# Task to carry out
Return every record verbatim.

(Collected data entries)
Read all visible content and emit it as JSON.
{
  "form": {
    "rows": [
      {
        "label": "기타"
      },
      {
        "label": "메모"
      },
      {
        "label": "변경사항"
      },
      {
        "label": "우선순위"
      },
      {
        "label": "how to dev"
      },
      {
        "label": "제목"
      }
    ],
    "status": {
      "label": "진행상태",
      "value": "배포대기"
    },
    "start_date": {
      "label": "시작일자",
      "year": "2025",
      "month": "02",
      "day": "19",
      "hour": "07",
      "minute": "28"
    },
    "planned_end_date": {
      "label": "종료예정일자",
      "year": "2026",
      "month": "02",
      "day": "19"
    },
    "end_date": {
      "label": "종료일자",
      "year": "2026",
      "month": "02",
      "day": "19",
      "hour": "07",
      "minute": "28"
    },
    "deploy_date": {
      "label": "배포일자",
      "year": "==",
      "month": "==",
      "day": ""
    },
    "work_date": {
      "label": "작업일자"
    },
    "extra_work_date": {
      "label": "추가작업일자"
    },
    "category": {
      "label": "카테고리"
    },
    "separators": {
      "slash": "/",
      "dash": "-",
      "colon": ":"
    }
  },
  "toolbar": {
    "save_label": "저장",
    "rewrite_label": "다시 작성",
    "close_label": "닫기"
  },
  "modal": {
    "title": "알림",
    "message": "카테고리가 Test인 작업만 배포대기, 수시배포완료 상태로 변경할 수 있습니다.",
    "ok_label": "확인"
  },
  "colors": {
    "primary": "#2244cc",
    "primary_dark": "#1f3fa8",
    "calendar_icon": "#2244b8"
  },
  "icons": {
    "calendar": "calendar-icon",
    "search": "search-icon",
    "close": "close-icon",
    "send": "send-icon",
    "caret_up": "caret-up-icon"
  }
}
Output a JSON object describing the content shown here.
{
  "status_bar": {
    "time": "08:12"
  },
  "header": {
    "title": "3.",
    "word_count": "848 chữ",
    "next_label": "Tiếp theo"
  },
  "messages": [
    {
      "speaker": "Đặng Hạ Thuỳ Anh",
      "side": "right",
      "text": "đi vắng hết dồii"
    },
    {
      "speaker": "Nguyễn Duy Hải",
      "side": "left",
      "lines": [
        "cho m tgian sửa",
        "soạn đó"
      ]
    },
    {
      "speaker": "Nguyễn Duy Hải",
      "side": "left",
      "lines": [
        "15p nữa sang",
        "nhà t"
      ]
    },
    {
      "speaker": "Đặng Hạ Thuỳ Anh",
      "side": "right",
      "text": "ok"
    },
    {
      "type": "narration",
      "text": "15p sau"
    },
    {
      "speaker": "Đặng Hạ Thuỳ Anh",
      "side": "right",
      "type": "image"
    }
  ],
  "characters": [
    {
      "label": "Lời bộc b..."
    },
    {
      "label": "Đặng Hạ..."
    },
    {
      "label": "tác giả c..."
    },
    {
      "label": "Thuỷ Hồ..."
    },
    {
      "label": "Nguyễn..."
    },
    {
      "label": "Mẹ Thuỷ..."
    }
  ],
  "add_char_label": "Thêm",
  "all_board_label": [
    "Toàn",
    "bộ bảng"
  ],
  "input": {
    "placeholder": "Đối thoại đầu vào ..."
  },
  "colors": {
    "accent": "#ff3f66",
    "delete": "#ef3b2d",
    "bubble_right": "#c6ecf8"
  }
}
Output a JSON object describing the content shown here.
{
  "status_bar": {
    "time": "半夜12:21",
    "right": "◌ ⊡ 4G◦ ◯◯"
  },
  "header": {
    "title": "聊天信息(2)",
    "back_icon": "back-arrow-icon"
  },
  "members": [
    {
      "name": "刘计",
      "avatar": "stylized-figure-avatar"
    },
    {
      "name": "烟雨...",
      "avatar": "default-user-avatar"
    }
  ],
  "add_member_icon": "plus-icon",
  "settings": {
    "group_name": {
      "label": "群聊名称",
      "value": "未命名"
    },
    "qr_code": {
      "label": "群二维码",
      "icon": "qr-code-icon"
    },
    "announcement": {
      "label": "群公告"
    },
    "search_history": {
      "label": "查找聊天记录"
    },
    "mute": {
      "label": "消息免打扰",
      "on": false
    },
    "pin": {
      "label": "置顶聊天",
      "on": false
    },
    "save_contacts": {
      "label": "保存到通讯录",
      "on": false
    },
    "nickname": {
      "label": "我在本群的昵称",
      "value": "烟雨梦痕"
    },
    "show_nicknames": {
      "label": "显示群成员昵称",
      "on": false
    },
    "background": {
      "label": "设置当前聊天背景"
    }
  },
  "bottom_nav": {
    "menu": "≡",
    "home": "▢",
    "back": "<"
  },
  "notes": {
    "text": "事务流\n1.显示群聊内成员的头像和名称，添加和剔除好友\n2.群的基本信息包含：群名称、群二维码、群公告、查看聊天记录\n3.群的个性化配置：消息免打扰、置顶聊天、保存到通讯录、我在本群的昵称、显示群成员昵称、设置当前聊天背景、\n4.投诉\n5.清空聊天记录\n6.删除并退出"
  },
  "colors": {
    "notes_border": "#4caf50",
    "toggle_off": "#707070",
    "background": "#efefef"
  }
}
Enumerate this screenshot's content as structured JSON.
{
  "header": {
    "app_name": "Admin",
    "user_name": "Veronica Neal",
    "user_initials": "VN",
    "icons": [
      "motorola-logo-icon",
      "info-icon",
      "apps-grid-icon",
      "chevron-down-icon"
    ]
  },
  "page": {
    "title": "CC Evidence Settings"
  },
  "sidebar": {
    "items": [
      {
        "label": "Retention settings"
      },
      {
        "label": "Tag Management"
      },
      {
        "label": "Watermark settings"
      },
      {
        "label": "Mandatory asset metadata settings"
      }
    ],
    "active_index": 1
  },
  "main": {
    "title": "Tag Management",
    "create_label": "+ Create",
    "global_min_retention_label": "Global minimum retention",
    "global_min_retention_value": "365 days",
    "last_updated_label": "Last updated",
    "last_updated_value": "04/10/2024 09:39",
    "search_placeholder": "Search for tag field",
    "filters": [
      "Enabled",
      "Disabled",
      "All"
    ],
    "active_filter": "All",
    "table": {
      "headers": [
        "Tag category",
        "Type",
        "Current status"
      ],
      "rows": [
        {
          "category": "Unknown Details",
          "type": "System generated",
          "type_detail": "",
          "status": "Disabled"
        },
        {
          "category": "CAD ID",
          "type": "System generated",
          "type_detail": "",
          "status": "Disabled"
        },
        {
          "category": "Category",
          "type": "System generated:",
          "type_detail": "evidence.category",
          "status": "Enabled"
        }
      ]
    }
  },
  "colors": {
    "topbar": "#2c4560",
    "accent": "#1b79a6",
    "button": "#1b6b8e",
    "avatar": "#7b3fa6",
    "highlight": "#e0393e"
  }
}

# Exercise response
Read all visible content and emit it as JSON.
{
  "form": {
    "rows": [
      {
        "label": "기타"
      },
      {
        "label": "메모"
      },
      {
        "label": "변경사항"
      },
      {
        "label": "우선순위"
      },
      {
        "label": "how to dev"
      },
      {
        "label": "제목"
      }
    ],
    "status": {
      "label": "진행상태",
      "value": "배포대기"
    },
    "start_date": {
      "label": "시작일자",
      "year": "2025",
      "month": "02",
      "day": "19",
      "hour": "07",
      "minute": "28"
    },
    "planned_end_date": {
      "label": "종료예정일자",
      "year": "2026",
      "month": "02",
      "day": "19"
    },
    "end_date": {
      "label": "종료일자",
      "year": "2026",
      "month": "02",
      "day": "19",
      "hour": "07",
      "minute": "28"
    },
    "deploy_date": {
      "label": "배포일자",
      "year": "==",
      "month": "==",
      "day": ""
    },
    "work_date": {
      "label": "작업일자"
    },
    "extra_work_date": {
      "label": "추가작업일자"
    },
    "category": {
      "label": "카테고리"
    },
    "separators": {
      "slash": "/",
      "dash": "-",
      "colon": ":"
    }
  },
  "toolbar": {
    "save_label": "저장",
    "rewrite_label": "다시 작성",
    "close_label": "닫기"
  },
  "modal": {
    "title": "알림",
    "message": "카테고리가 Test인 작업만 배포대기, 수시배포완료 상태로 변경할 수 있습니다.",
    "ok_label": "확인"
  },
  "colors": {
    "primary": "#2244cc",
    "primary_dark": "#1f3fa8",
    "calendar_icon": "#2244b8"
  },
  "icons": {
    "calendar": "calendar-icon",
    "search": "search-icon",
    "close": "close-icon",
    "send": "send-icon",
    "caret_up": "caret-up-icon"
  }
}
Output a JSON object describing the content shown here.
{
  "status_bar": {
    "time": "08:12"
  },
  "header": {
    "title": "3.",
    "word_count": "848 chữ",
    "next_label": "Tiếp theo"
  },
  "messages": [
    {
      "speaker": "Đặng Hạ Thuỳ Anh",
      "side": "right",
      "text": "đi vắng hết dồii"
    },
    {
      "speaker": "Nguyễn Duy Hải",
      "side": "left",
      "lines": [
        "cho m tgian sửa",
        "soạn đó"
      ]
    },
    {
      "speaker": "Nguyễn Duy Hải",
      "side": "left",
      "lines": [
        "15p nữa sang",
        "nhà t"
      ]
    },
    {
      "speaker": "Đặng Hạ Thuỳ Anh",
      "side": "right",
      "text": "ok"
    },
    {
      "type": "narration",
      "text": "15p sau"
    },
    {
      "speaker": "Đặng Hạ Thuỳ Anh",
      "side": "right",
      "type": "image"
    }
  ],
  "characters": [
    {
      "label": "Lời bộc b..."
    },
    {
      "label": "Đặng Hạ..."
    },
    {
      "label": "tác giả c..."
    },
    {
      "label": "Thuỷ Hồ..."
    },
    {
      "label": "Nguyễn..."
    },
    {
      "label": "Mẹ Thuỷ..."
    }
  ],
  "add_char_label": "Thêm",
  "all_board_label": [
    "Toàn",
    "bộ bảng"
  ],
  "input": {
    "placeholder": "Đối thoại đầu vào ..."
  },
  "colors": {
    "accent": "#ff3f66",
    "delete": "#ef3b2d",
    "bubble_right": "#c6ecf8"
  }
}
Output a JSON object describing the content shown here.
{
  "status_bar": {
    "time": "半夜12:21",
    "right": "◌ ⊡ 4G◦ ◯◯"
  },
  "header": {
    "title": "聊天信息(2)",
    "back_icon": "back-arrow-icon"
  },
  "members": [
    {
      "name": "刘计",
      "avatar": "stylized-figure-avatar"
    },
    {
      "name": "烟雨...",
      "avatar": "default-user-avatar"
    }
  ],
  "add_member_icon": "plus-icon",
  "settings": {
    "group_name": {
      "label": "群聊名称",
      "value": "未命名"
    },
    "qr_code": {
      "label": "群二维码",
      "icon": "qr-code-icon"
    },
    "announcement": {
      "label": "群公告"
    },
    "search_history": {
      "label": "查找聊天记录"
    },
    "mute": {
      "label": "消息免打扰",
      "on": false
    },
    "pin": {
      "label": "置顶聊天",
      "on": false
    },
    "save_contacts": {
      "label": "保存到通讯录",
      "on": false
    },
    "nickname": {
      "label": "我在本群的昵称",
      "value": "烟雨梦痕"
    },
    "show_nicknames": {
      "label": "显示群成员昵称",
      "on": false
    },
    "background": {
      "label": "设置当前聊天背景"
    }
  },
  "bottom_nav": {
    "menu": "≡",
    "home": "▢",
    "back": "<"
  },
  "notes": {
    "text": "事务流\n1.显示群聊内成员的头像和名称，添加和剔除好友\n2.群的基本信息包含：群名称、群二维码、群公告、查看聊天记录\n3.群的个性化配置：消息免打扰、置顶聊天、保存到通讯录、我在本群的昵称、显示群成员昵称、设置当前聊天背景、\n4.投诉\n5.清空聊天记录\n6.删除并退出"
  },
  "colors": {
    "notes_border": "#4caf50",
    "toggle_off": "#707070",
    "background": "#efefef"
  }
}
Enumerate this screenshot's content as structured JSON.
{
  "header": {
    "app_name": "Admin",
    "user_name": "Veronica Neal",
    "user_initials": "VN",
    "icons": [
      "motorola-logo-icon",
      "info-icon",
      "apps-grid-icon",
      "chevron-down-icon"
    ]
  },
  "page": {
    "title": "CC Evidence Settings"
  },
  "sidebar": {
    "items": [
      {
        "label": "Retention settings"
      },
      {
        "label": "Tag Management"
      },
      {
        "label": "Watermark settings"
      },
      {
        "label": "Mandatory asset metadata settings"
      }
    ],
    "active_index": 1
  },
  "main": {
    "title": "Tag Management",
    "create_label": "+ Create",
    "global_min_retention_label": "Global minimum retention",
    "global_min_retention_value": "365 days",
    "last_updated_label": "Last updated",
    "last_updated_value": "04/10/2024 09:39",
    "search_placeholder": "Search for tag field",
    "filters": [
      "Enabled",
      "Disabled",
      "All"
    ],
    "active_filter": "All",
    "table": {
      "headers": [
        "Tag category",
        "Type",
        "Current status"
      ],
      "rows": [
        {
          "category": "Unknown Details",
          "type": "System generated",
          "type_detail": "",
          "status": "Disabled"
        },
        {
          "category": "CAD ID",
          "type": "System generated",
          "type_detail": "",
          "status": "Disabled"
        },
        {
          "category": "Category",
          "type": "System generated:",
          "type_detail": "evidence.category",
          "status": "Enabled"
        }
      ]
    }
  },
  "colors": {
    "topbar": "#2c4560",
    "accent": "#1b79a6",
    "button": "#1b6b8e",
    "avatar": "#7b3fa6",
    "highlight": "#e0393e"
  }
}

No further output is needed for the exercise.